Passage fourni -

Ainsi, le caractère évolutif de la notion de service public à la française est notable, et c’est sans doute ce qui explique sa longévité. Elle avait toutefois un inconvénient décrit dans le rapport de la commission Stoffaes : « l’Etat se légitime par des activités de service public, dont lui seul détermine la définition ». Ceci est en réalité de moins en moins vrai depuis une trentaine d’année et une série de grandes mutations.

L'Union Européenne a largement altéré la notion de service public "à la française"

L'Union Européenne a largement altéré la notion de service public "à la française"

Items fournis -

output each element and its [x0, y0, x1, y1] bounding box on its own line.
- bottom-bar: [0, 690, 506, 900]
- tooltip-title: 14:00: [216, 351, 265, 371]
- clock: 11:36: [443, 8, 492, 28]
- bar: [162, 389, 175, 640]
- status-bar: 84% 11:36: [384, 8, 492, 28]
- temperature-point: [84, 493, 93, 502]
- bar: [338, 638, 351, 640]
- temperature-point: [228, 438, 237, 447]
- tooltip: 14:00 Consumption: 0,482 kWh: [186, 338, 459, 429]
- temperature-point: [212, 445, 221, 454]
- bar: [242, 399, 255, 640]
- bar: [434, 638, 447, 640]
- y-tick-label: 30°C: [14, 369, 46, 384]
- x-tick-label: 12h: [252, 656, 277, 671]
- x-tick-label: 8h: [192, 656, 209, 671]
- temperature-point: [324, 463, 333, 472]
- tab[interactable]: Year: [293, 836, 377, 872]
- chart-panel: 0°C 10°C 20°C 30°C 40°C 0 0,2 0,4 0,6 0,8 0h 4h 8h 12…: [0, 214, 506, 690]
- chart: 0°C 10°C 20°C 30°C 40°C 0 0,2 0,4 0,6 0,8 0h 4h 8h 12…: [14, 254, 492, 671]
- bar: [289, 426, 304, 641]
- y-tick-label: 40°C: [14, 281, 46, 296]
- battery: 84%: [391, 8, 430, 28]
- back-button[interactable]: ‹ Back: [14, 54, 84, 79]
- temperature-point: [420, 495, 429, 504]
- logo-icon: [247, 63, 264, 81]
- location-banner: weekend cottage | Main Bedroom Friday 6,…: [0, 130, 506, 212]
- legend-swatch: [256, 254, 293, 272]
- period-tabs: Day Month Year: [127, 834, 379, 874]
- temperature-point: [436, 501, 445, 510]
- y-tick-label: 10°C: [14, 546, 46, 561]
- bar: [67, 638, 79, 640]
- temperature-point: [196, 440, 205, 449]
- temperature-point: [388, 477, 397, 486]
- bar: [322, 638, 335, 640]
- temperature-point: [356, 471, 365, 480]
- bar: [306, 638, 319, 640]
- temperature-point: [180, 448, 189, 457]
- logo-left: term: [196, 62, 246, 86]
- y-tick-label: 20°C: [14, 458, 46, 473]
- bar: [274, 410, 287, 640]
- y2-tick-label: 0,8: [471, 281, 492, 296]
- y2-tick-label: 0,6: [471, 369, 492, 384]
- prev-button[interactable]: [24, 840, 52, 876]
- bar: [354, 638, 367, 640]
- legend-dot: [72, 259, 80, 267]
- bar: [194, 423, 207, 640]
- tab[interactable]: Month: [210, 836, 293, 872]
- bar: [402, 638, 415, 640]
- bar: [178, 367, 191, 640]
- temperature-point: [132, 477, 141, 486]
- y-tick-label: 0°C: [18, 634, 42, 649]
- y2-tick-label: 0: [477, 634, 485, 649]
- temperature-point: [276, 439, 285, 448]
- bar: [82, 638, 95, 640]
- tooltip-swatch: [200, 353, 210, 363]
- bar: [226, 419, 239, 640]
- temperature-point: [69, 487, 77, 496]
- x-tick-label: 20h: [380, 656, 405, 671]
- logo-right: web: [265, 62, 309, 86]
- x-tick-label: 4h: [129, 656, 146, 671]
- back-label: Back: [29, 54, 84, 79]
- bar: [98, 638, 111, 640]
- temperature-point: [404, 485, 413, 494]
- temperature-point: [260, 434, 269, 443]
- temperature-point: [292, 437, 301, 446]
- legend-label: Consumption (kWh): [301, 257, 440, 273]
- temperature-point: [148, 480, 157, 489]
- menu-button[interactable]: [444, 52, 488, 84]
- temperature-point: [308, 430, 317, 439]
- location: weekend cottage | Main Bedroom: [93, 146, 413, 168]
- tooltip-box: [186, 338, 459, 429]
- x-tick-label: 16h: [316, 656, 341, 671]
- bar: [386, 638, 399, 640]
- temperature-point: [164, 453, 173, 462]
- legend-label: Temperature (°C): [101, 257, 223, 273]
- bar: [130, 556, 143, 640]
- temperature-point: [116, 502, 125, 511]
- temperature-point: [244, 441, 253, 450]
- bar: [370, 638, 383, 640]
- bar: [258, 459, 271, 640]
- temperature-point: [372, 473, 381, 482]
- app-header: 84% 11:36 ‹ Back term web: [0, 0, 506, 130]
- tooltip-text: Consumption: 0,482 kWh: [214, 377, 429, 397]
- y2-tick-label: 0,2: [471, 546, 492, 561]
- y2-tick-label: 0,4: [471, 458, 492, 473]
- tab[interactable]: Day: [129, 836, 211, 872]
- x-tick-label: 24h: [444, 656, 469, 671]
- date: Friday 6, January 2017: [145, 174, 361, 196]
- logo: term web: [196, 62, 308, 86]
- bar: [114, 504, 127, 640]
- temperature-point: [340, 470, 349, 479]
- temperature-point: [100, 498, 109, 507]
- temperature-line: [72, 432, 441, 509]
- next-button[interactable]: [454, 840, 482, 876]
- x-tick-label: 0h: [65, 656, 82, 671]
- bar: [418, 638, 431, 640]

Tâches à réaliser -
(1) Extrayez du passage sur le service public à la française le segment allant de « Ainsi, le caractère » jusqu'à « de grandes mutations. ».
(2) D'après le passage sur le service public à la française, quel rapport décrit l'inconvénient de cette notion ?

Réponses par tâche -
(1)
Ainsi, le caractère évolutif de la notion de service public à la française est notable, et c’est sans doute ce qui explique sa longévité. Elle avait toutefois un inconvénient décrit dans le rapport de la commission Stoffaes : « l’Etat se légitime par des activités de service public, dont lui seul détermine la définition ». Ceci est en réalité de moins en moins vrai depuis une trentaine d’année et une série de grandes mutations.

(2) Le rapport de la commission Stoffaes.